• **YOUR GOAL**
Would you restate all the data that follows, word for word?

========

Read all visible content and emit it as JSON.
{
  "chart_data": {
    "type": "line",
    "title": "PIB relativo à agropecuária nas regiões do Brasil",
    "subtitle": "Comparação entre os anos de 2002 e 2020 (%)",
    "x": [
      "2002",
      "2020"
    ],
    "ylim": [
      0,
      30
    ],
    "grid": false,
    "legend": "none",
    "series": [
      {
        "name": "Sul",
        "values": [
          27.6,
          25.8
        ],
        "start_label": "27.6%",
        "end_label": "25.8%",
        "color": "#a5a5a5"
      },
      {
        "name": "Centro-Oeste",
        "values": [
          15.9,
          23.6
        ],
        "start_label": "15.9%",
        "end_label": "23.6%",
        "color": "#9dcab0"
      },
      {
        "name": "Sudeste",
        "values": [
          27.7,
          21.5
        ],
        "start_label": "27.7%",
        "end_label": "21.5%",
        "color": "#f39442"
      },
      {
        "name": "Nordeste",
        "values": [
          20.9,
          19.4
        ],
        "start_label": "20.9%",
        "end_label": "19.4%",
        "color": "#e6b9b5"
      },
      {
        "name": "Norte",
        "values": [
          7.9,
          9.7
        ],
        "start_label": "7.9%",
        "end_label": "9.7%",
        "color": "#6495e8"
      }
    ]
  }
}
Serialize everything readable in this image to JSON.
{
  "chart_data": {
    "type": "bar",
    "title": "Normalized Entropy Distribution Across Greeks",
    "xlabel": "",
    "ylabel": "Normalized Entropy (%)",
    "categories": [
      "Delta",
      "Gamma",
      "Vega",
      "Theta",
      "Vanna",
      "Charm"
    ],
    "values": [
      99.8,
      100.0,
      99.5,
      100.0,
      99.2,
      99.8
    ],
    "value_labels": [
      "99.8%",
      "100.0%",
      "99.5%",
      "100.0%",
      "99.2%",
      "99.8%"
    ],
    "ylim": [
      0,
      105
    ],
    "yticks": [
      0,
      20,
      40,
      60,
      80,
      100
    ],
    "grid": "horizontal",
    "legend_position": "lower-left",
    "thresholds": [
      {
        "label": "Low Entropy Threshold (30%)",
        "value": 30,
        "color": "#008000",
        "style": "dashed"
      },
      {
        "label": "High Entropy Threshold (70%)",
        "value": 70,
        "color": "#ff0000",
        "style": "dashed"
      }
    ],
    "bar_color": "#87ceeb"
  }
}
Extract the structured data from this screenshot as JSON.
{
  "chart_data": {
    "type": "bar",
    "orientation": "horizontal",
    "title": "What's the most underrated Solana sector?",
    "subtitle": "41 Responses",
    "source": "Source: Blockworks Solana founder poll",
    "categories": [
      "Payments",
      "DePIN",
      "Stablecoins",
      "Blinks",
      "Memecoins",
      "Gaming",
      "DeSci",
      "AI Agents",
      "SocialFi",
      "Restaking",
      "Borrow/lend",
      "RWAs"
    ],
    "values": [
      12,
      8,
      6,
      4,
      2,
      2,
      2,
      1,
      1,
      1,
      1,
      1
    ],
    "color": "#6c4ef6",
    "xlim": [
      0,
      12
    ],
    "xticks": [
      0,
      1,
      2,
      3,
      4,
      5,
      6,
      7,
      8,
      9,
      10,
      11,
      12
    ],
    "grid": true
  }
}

========

• **EXERCISE ANSWER**
Read all visible content and emit it as JSON.
{
  "chart_data": {
    "type": "line",
    "title": "PIB relativo à agropecuária nas regiões do Brasil",
    "subtitle": "Comparação entre os anos de 2002 e 2020 (%)",
    "x": [
      "2002",
      "2020"
    ],
    "ylim": [
      0,
      30
    ],
    "grid": false,
    "legend": "none",
    "series": [
      {
        "name": "Sul",
        "values": [
          27.6,
          25.8
        ],
        "start_label": "27.6%",
        "end_label": "25.8%",
        "color": "#a5a5a5"
      },
      {
        "name": "Centro-Oeste",
        "values": [
          15.9,
          23.6
        ],
        "start_label": "15.9%",
        "end_label": "23.6%",
        "color": "#9dcab0"
      },
      {
        "name": "Sudeste",
        "values": [
          27.7,
          21.5
        ],
        "start_label": "27.7%",
        "end_label": "21.5%",
        "color": "#f39442"
      },
      {
        "name": "Nordeste",
        "values": [
          20.9,
          19.4
        ],
        "start_label": "20.9%",
        "end_label": "19.4%",
        "color": "#e6b9b5"
      },
      {
        "name": "Norte",
        "values": [
          7.9,
          9.7
        ],
        "start_label": "7.9%",
        "end_label": "9.7%",
        "color": "#6495e8"
      }
    ]
  }
}
Serialize everything readable in this image to JSON.
{
  "chart_data": {
    "type": "bar",
    "title": "Normalized Entropy Distribution Across Greeks",
    "xlabel": "",
    "ylabel": "Normalized Entropy (%)",
    "categories": [
      "Delta",
      "Gamma",
      "Vega",
      "Theta",
      "Vanna",
      "Charm"
    ],
    "values": [
      99.8,
      100.0,
      99.5,
      100.0,
      99.2,
      99.8
    ],
    "value_labels": [
      "99.8%",
      "100.0%",
      "99.5%",
      "100.0%",
      "99.2%",
      "99.8%"
    ],
    "ylim": [
      0,
      105
    ],
    "yticks": [
      0,
      20,
      40,
      60,
      80,
      100
    ],
    "grid": "horizontal",
    "legend_position": "lower-left",
    "thresholds": [
      {
        "label": "Low Entropy Threshold (30%)",
        "value": 30,
        "color": "#008000",
        "style": "dashed"
      },
      {
        "label": "High Entropy Threshold (70%)",
        "value": 70,
        "color": "#ff0000",
        "style": "dashed"
      }
    ],
    "bar_color": "#87ceeb"
  }
}
Extract the structured data from this screenshot as JSON.
{
  "chart_data": {
    "type": "bar",
    "orientation": "horizontal",
    "title": "What's the most underrated Solana sector?",
    "subtitle": "41 Responses",
    "source": "Source: Blockworks Solana founder poll",
    "categories": [
      "Payments",
      "DePIN",
      "Stablecoins",
      "Blinks",
      "Memecoins",
      "Gaming",
      "DeSci",
      "AI Agents",
      "SocialFi",
      "Restaking",
      "Borrow/lend",
      "RWAs"
    ],
    "values": [
      12,
      8,
      6,
      4,
      2,
      2,
      2,
      1,
      1,
      1,
      1,
      1
    ],
    "color": "#6c4ef6",
    "xlim": [
      0,
      12
    ],
    "xticks": [
      0,
      1,
      2,
      3,
      4,
      5,
      6,
      7,
      8,
      9,
      10,
      11,
      12
    ],
    "grid": true
  }
}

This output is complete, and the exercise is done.